### DIRECTION:
Reproduce all of the material exactly as shown.

### INPUT ROWS:
•••

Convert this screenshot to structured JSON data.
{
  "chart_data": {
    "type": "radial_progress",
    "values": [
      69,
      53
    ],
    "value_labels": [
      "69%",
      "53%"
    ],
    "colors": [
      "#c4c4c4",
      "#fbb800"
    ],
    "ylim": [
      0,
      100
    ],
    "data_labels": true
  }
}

•••

### ANSWER FOR THE TASK:
Convert this screenshot to structured JSON data.
{
  "chart_data": {
    "type": "radial_progress",
    "values": [
      69,
      53
    ],
    "value_labels": [
      "69%",
      "53%"
    ],
    "colors": [
      "#c4c4c4",
      "#fbb800"
    ],
    "ylim": [
      0,
      100
    ],
    "data_labels": true
  }
}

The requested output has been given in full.